**TASK DESCRIPTION:** Give every line again exactly as it appears, please, but not the pictures.

**RECORD LIST:**
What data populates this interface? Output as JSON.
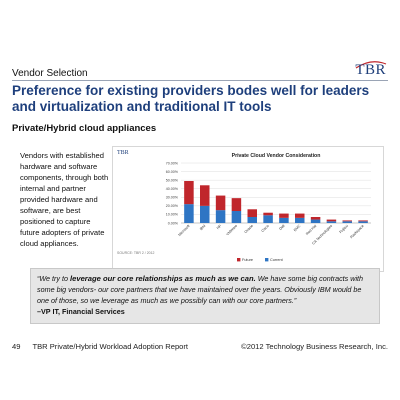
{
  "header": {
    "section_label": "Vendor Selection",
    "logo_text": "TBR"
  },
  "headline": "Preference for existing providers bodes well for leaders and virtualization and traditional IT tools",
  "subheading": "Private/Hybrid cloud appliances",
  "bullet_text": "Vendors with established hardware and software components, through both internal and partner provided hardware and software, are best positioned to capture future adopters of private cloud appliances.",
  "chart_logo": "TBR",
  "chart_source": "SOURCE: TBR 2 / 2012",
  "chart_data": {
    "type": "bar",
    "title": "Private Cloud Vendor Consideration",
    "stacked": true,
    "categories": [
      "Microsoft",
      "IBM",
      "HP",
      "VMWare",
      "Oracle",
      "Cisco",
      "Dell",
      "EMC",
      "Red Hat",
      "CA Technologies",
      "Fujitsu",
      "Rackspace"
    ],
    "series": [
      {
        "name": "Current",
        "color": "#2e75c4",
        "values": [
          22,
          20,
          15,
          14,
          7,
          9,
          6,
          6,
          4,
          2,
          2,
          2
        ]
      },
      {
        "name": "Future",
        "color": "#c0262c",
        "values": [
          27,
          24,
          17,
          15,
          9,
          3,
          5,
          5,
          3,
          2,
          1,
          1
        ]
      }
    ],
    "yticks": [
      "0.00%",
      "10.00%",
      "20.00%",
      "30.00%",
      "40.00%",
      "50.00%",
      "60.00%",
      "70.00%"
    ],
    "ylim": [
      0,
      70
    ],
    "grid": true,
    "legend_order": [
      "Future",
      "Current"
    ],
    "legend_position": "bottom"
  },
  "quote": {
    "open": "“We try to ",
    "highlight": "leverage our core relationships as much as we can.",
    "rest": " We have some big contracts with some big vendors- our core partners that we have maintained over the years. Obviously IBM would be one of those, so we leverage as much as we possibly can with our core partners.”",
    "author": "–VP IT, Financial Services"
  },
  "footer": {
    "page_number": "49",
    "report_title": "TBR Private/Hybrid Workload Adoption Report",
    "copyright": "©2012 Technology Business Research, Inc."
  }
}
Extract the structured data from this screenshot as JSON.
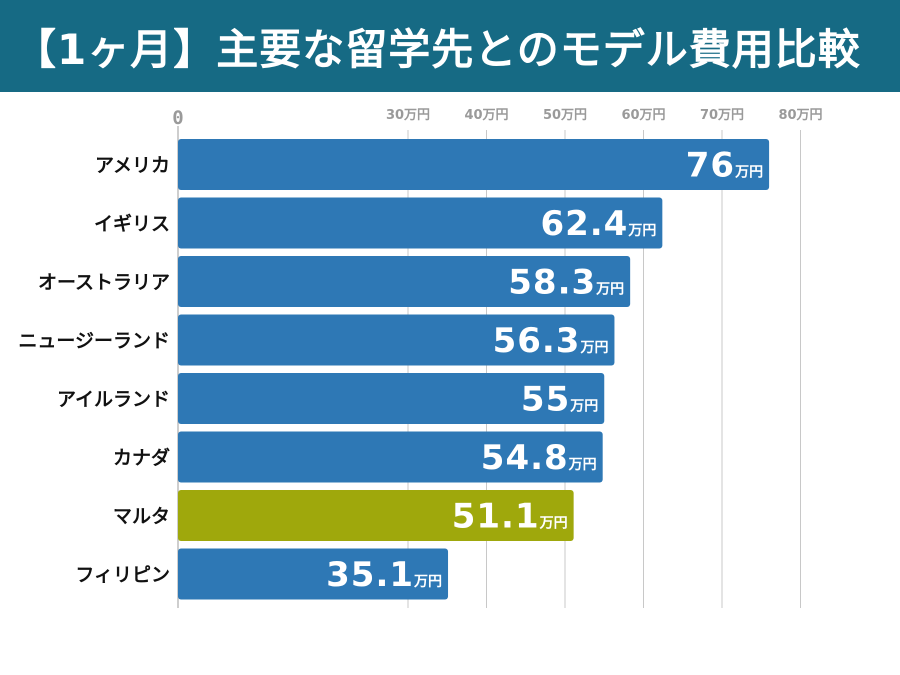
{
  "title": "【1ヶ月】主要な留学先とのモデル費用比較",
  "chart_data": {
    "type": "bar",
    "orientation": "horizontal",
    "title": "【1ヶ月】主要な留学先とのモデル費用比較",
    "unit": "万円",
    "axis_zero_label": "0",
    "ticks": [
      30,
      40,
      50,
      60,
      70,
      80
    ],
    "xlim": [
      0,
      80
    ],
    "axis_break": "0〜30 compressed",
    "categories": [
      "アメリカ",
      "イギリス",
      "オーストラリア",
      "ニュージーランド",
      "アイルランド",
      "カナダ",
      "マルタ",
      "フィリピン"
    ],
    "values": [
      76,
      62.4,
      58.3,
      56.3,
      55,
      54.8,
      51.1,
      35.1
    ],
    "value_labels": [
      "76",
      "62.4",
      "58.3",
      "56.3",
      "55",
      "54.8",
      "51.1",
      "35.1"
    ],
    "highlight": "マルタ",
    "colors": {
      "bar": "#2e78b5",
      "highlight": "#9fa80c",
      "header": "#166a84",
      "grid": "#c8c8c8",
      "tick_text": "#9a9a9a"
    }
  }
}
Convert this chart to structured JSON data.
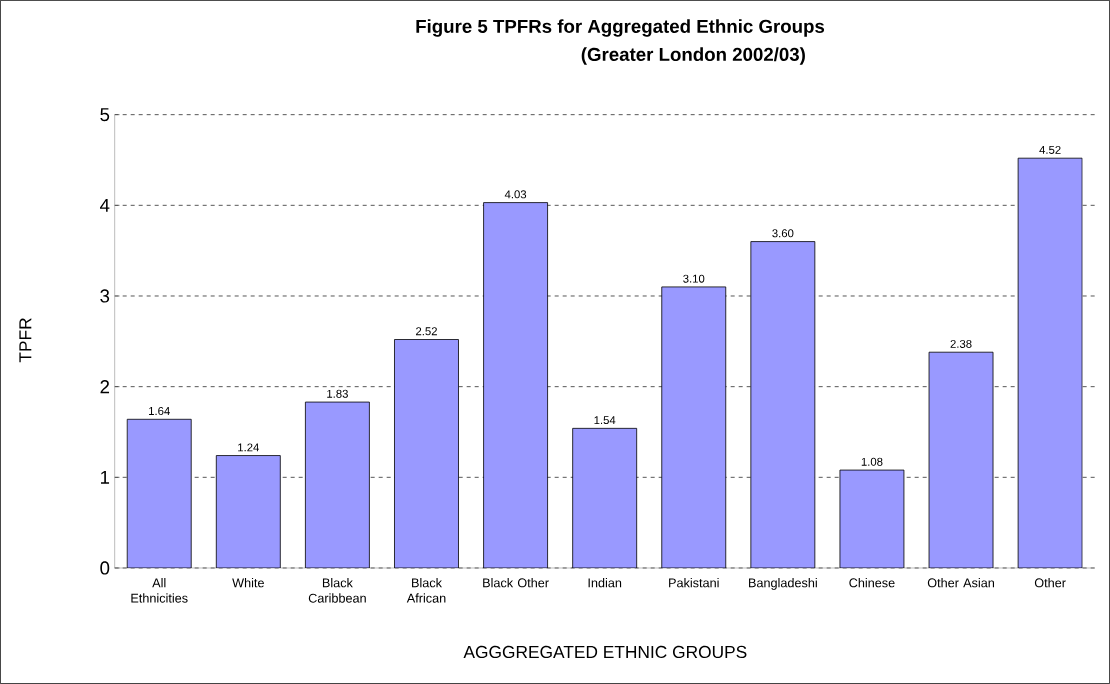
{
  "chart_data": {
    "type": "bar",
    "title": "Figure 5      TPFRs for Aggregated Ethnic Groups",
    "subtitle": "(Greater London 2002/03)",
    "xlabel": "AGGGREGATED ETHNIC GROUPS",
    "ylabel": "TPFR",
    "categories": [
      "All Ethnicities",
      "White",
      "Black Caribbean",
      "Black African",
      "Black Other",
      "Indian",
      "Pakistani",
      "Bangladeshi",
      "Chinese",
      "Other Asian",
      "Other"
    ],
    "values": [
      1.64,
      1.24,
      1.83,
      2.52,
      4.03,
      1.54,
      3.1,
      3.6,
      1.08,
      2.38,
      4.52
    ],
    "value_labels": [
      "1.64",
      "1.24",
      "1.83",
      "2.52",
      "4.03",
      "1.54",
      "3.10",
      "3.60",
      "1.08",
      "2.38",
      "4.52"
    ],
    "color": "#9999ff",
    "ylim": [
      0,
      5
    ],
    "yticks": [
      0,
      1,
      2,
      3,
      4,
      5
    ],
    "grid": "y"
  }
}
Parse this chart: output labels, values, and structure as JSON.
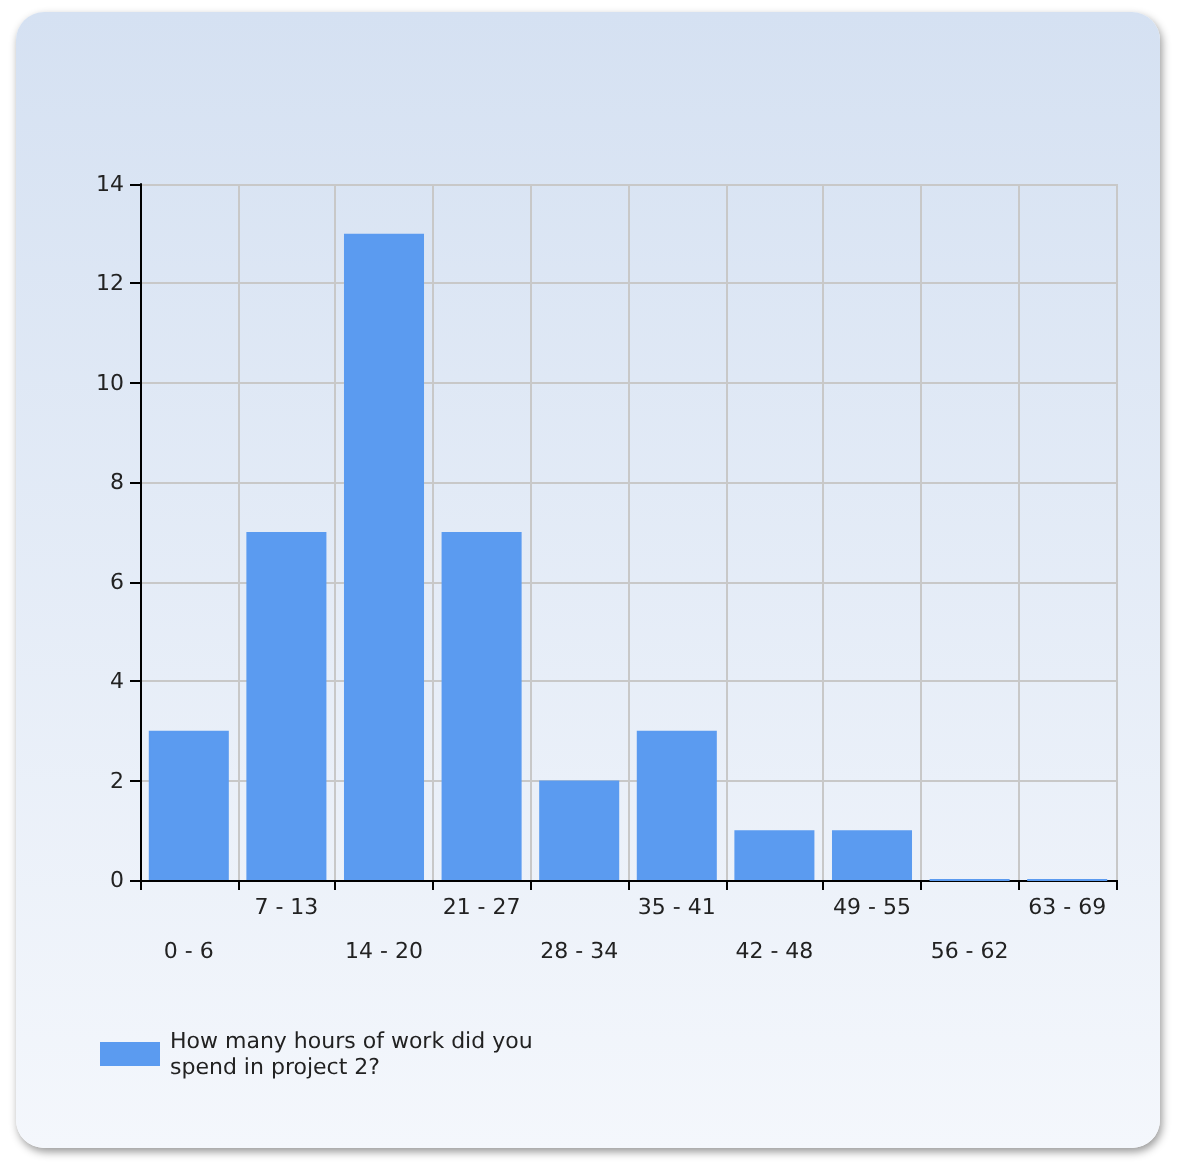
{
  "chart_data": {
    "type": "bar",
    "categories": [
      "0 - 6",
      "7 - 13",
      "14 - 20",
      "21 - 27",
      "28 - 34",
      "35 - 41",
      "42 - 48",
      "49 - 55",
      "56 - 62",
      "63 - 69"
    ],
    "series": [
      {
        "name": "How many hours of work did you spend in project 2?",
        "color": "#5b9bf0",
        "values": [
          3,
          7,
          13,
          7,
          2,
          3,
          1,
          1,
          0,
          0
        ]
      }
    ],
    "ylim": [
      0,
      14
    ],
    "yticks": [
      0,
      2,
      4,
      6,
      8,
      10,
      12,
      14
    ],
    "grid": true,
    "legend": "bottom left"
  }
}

**RESULT OF THIS EXERCISE:**
What data populates this interface? Output as JSON.
{
  "header": {
    "section_label": "Vendor Selection",
    "logo_text": "TBR"
  },
  "headline": "Preference for existing providers bodes well for leaders and virtualization and traditional IT tools",
  "subheading": "Private/Hybrid cloud appliances",
  "bullet_text": "Vendors with established hardware and software components, through both internal and partner provided hardware and software, are best positioned to capture future adopters of private cloud appliances.",
  "chart_logo": "TBR",
  "chart_source": "SOURCE: TBR 2 / 2012",
  "chart_data": {
    "type": "bar",
    "title": "Private Cloud Vendor Consideration",
    "stacked": true,
    "categories": [
      "Microsoft",
      "IBM",
      "HP",
      "VMWare",
      "Oracle",
      "Cisco",
      "Dell",
      "EMC",
      "Red Hat",
      "CA Technologies",
      "Fujitsu",
      "Rackspace"
    ],
    "series": [
      {
        "name": "Current",
        "color": "#2e75c4",
        "values": [
          22,
          20,
          15,
          14,
          7,
          9,
          6,
          6,
          4,
          2,
          2,
          2
        ]
      },
      {
        "name": "Future",
        "color": "#c0262c",
        "values": [
          27,
          24,
          17,
          15,
          9,
          3,
          5,
          5,
          3,
          2,
          1,
          1
        ]
      }
    ],
    "yticks": [
      "0.00%",
      "10.00%",
      "20.00%",
      "30.00%",
      "40.00%",
      "50.00%",
      "60.00%",
      "70.00%"
    ],
    "ylim": [
      0,
      70
    ],
    "grid": true,
    "legend_order": [
      "Future",
      "Current"
    ],
    "legend_position": "bottom"
  },
  "quote": {
    "open": "“We try to ",
    "highlight": "leverage our core relationships as much as we can.",
    "rest": " We have some big contracts with some big vendors- our core partners that we have maintained over the years. Obviously IBM would be one of those, so we leverage as much as we possibly can with our core partners.”",
    "author": "–VP IT, Financial Services"
  },
  "footer": {
    "page_number": "49",
    "report_title": "TBR Private/Hybrid Workload Adoption Report",
    "copyright": "©2012 Technology Business Research, Inc."
  }
}
Extract the structured data from this screenshot as JSON.
{
  "title": "【1ヶ月】主要な留学先とのモデル費用比較",
  "chart_data": {
    "type": "bar",
    "orientation": "horizontal",
    "title": "【1ヶ月】主要な留学先とのモデル費用比較",
    "unit": "万円",
    "axis_zero_label": "0",
    "ticks": [
      30,
      40,
      50,
      60,
      70,
      80
    ],
    "xlim": [
      0,
      80
    ],
    "axis_break": "0〜30 compressed",
    "categories": [
      "アメリカ",
      "イギリス",
      "オーストラリア",
      "ニュージーランド",
      "アイルランド",
      "カナダ",
      "マルタ",
      "フィリピン"
    ],
    "values": [
      76,
      62.4,
      58.3,
      56.3,
      55,
      54.8,
      51.1,
      35.1
    ],
    "value_labels": [
      "76",
      "62.4",
      "58.3",
      "56.3",
      "55",
      "54.8",
      "51.1",
      "35.1"
    ],
    "highlight": "マルタ",
    "colors": {
      "bar": "#2e78b5",
      "highlight": "#9fa80c",
      "header": "#166a84",
      "grid": "#c8c8c8",
      "tick_text": "#9a9a9a"
    }
  }
}
Convert this chart to structured JSON data.
{
  "chart_data": {
    "type": "bar",
    "title": "Figure 5      TPFRs for Aggregated Ethnic Groups",
    "subtitle": "(Greater London 2002/03)",
    "xlabel": "AGGGREGATED ETHNIC GROUPS",
    "ylabel": "TPFR",
    "categories": [
      "All Ethnicities",
      "White",
      "Black Caribbean",
      "Black African",
      "Black Other",
      "Indian",
      "Pakistani",
      "Bangladeshi",
      "Chinese",
      "Other Asian",
      "Other"
    ],
    "values": [
      1.64,
      1.24,
      1.83,
      2.52,
      4.03,
      1.54,
      3.1,
      3.6,
      1.08,
      2.38,
      4.52
    ],
    "value_labels": [
      "1.64",
      "1.24",
      "1.83",
      "2.52",
      "4.03",
      "1.54",
      "3.10",
      "3.60",
      "1.08",
      "2.38",
      "4.52"
    ],
    "color": "#9999ff",
    "ylim": [
      0,
      5
    ],
    "yticks": [
      0,
      1,
      2,
      3,
      4,
      5
    ],
    "grid": "y"
  }
}
Parse this chart: output labels, values, and structure as JSON.
{
  "chart_data": {
    "type": "bar",
    "categories": [
      "0 - 6",
      "7 - 13",
      "14 - 20",
      "21 - 27",
      "28 - 34",
      "35 - 41",
      "42 - 48",
      "49 - 55",
      "56 - 62",
      "63 - 69"
    ],
    "series": [
      {
        "name": "How many hours of work did you spend in project 2?",
        "color": "#5b9bf0",
        "values": [
          3,
          7,
          13,
          7,
          2,
          3,
          1,
          1,
          0,
          0
        ]
      }
    ],
    "ylim": [
      0,
      14
    ],
    "yticks": [
      0,
      2,
      4,
      6,
      8,
      10,
      12,
      14
    ],
    "grid": true,
    "legend": "bottom left"
  }
}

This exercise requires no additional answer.